All lines holding the string "region" are to be shown.

[DATASET start]

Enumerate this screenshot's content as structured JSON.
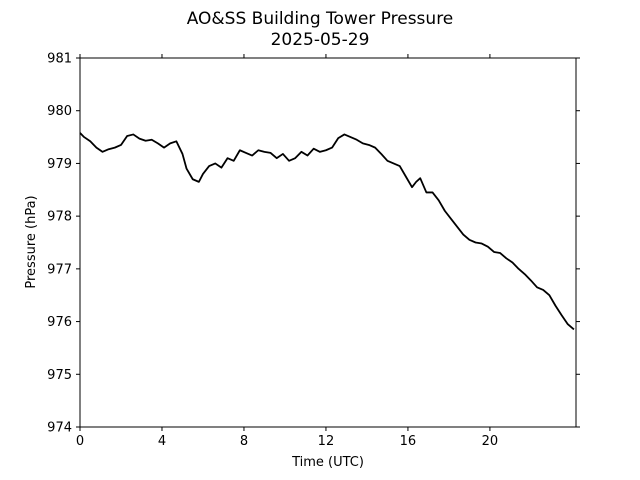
{
  "chart_data": {
    "type": "line",
    "title": "AO&SS Building Tower Pressure",
    "subtitle": "2025-05-29",
    "xlabel": "Time (UTC)",
    "ylabel": "Pressure (hPa)",
    "xlim": [
      0,
      24.2
    ],
    "ylim": [
      974,
      981
    ],
    "xticks": [
      0,
      4,
      8,
      12,
      16,
      20
    ],
    "xtick_labels": [
      "0",
      "4",
      "8",
      "12",
      "16",
      "20"
    ],
    "yticks": [
      974,
      975,
      976,
      977,
      978,
      979,
      980,
      981
    ],
    "ytick_labels": [
      "974",
      "975",
      "976",
      "977",
      "978",
      "979",
      "980",
      "981"
    ],
    "grid": false,
    "series": [
      {
        "color": "#000000",
        "x": [
          0,
          0.2,
          0.5,
          0.8,
          1.1,
          1.4,
          1.7,
          2.0,
          2.3,
          2.6,
          2.9,
          3.2,
          3.5,
          3.8,
          4.1,
          4.4,
          4.7,
          5.0,
          5.2,
          5.5,
          5.8,
          6.0,
          6.3,
          6.6,
          6.9,
          7.2,
          7.5,
          7.8,
          8.1,
          8.4,
          8.7,
          9.0,
          9.3,
          9.6,
          9.9,
          10.2,
          10.5,
          10.8,
          11.1,
          11.4,
          11.7,
          12.0,
          12.3,
          12.6,
          12.9,
          13.2,
          13.5,
          13.8,
          14.1,
          14.4,
          14.7,
          15.0,
          15.3,
          15.6,
          15.9,
          16.2,
          16.4,
          16.6,
          16.9,
          17.2,
          17.5,
          17.8,
          18.1,
          18.4,
          18.7,
          19.0,
          19.3,
          19.6,
          19.9,
          20.2,
          20.5,
          20.8,
          21.1,
          21.4,
          21.7,
          22.0,
          22.3,
          22.6,
          22.9,
          23.2,
          23.5,
          23.8,
          24.1
        ],
        "y": [
          979.58,
          979.5,
          979.42,
          979.3,
          979.22,
          979.27,
          979.3,
          979.35,
          979.52,
          979.55,
          979.47,
          979.43,
          979.45,
          979.38,
          979.3,
          979.38,
          979.42,
          979.18,
          978.9,
          978.7,
          978.65,
          978.8,
          978.95,
          979.0,
          978.92,
          979.1,
          979.05,
          979.25,
          979.2,
          979.15,
          979.25,
          979.22,
          979.2,
          979.1,
          979.18,
          979.05,
          979.1,
          979.22,
          979.15,
          979.28,
          979.22,
          979.25,
          979.3,
          979.48,
          979.55,
          979.5,
          979.45,
          979.38,
          979.35,
          979.3,
          979.18,
          979.05,
          979.0,
          978.95,
          978.75,
          978.55,
          978.65,
          978.72,
          978.45,
          978.45,
          978.3,
          978.1,
          977.95,
          977.8,
          977.65,
          977.55,
          977.5,
          977.48,
          977.42,
          977.32,
          977.3,
          977.2,
          977.12,
          977.0,
          976.9,
          976.78,
          976.65,
          976.6,
          976.5,
          976.3,
          976.12,
          975.95,
          975.85
        ]
      }
    ]
  }
}
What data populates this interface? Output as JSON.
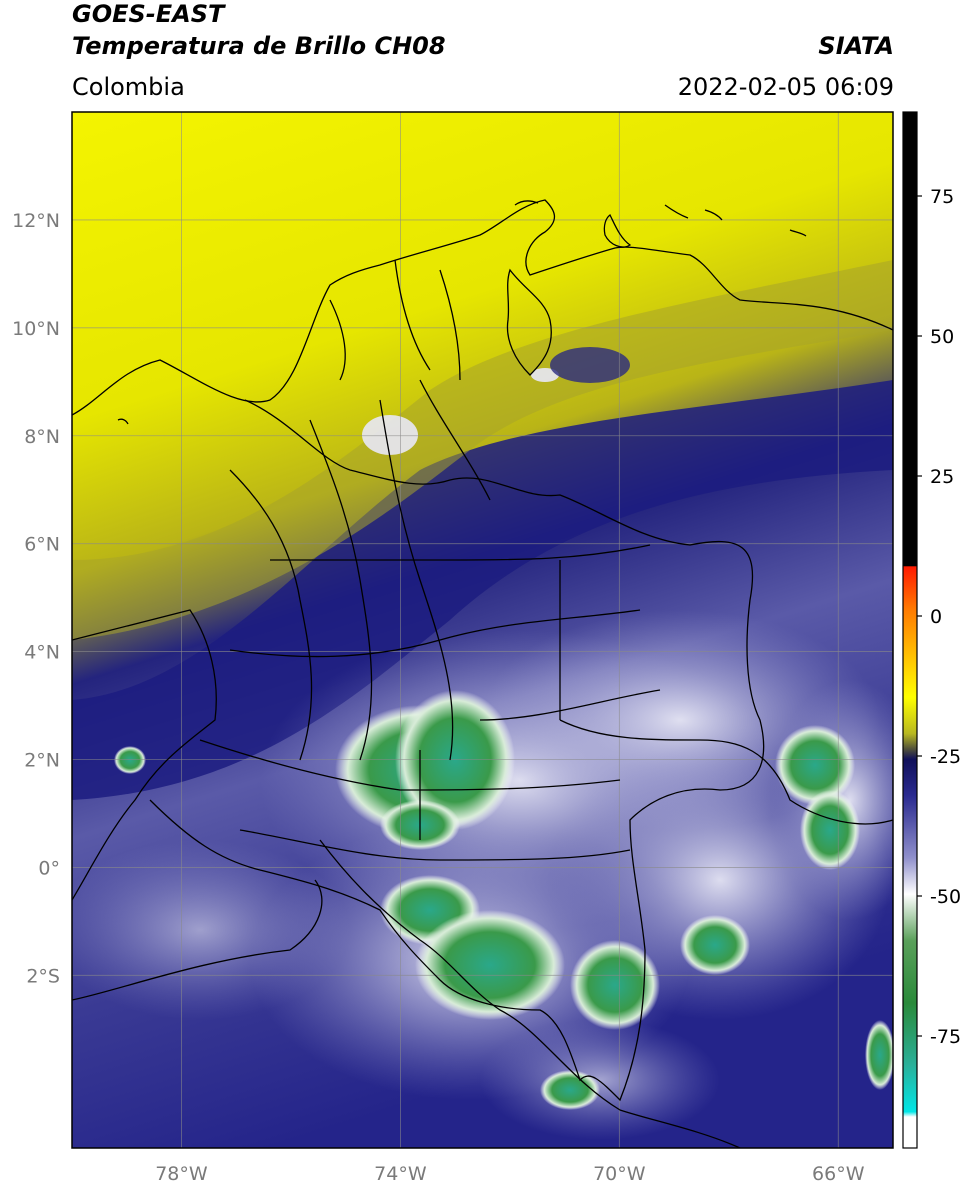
{
  "header": {
    "satellite": "GOES-EAST",
    "product": "Temperatura de Brillo CH08",
    "agency": "SIATA",
    "region": "Colombia",
    "datetime": "2022-02-05 06:09"
  },
  "map": {
    "lon_range": [
      -80,
      -65
    ],
    "lat_range": [
      -5.2,
      14
    ],
    "lat_ticks": [
      {
        "value": 12,
        "label": "12°N"
      },
      {
        "value": 10,
        "label": "10°N"
      },
      {
        "value": 8,
        "label": "8°N"
      },
      {
        "value": 6,
        "label": "6°N"
      },
      {
        "value": 4,
        "label": "4°N"
      },
      {
        "value": 2,
        "label": "2°N"
      },
      {
        "value": 0,
        "label": "0°"
      },
      {
        "value": -2,
        "label": "2°S"
      }
    ],
    "lon_ticks": [
      {
        "value": -78,
        "label": "78°W"
      },
      {
        "value": -74,
        "label": "74°W"
      },
      {
        "value": -70,
        "label": "70°W"
      },
      {
        "value": -66,
        "label": "66°W"
      }
    ]
  },
  "colorbar": {
    "range": [
      -95,
      90
    ],
    "ticks": [
      {
        "value": 75,
        "label": "75"
      },
      {
        "value": 50,
        "label": "50"
      },
      {
        "value": 25,
        "label": "25"
      },
      {
        "value": 0,
        "label": "0"
      },
      {
        "value": -25,
        "label": "-25"
      },
      {
        "value": -50,
        "label": "-50"
      },
      {
        "value": -75,
        "label": "-75"
      }
    ],
    "colors": {
      "black_top": "#000000",
      "red": "#ff2a00",
      "orange": "#ff9900",
      "yellow": "#ffff00",
      "olive": "#8c8c20",
      "navy": "#14147a",
      "lavender": "#9a9ad0",
      "white": "#ffffff",
      "green": "#3a9a3a",
      "teal": "#30c8b0",
      "cyan": "#00e0e0"
    }
  }
}
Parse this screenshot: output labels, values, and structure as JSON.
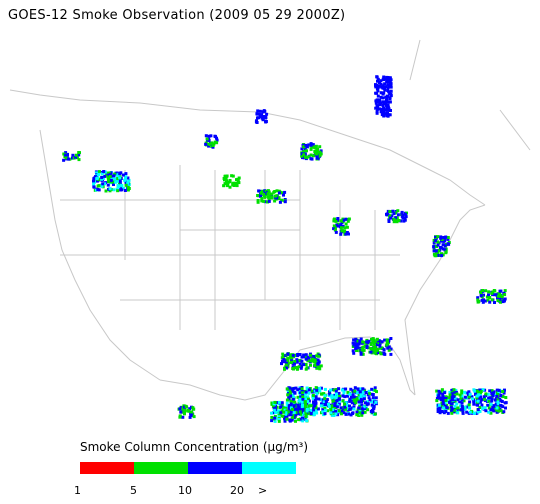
{
  "title": "GOES-12 Smoke Observation (2009 05 29  2000Z)",
  "legend": {
    "title": "Smoke Column Concentration (μg/m³)",
    "bins": [
      {
        "label": "1",
        "color": "#ff0000"
      },
      {
        "label": "5",
        "color": "#00e000"
      },
      {
        "label": "10",
        "color": "#0000ff"
      },
      {
        "label": "20",
        "color": "#00ffff"
      }
    ],
    "overflow_label": ">"
  },
  "map": {
    "region": "Continental United States",
    "boundary_color": "#c8c8c8"
  }
}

[DATASET end]

:: EXERCISE RESPONSE ::
    "region": "Colombia",
    "region": "Continental United States",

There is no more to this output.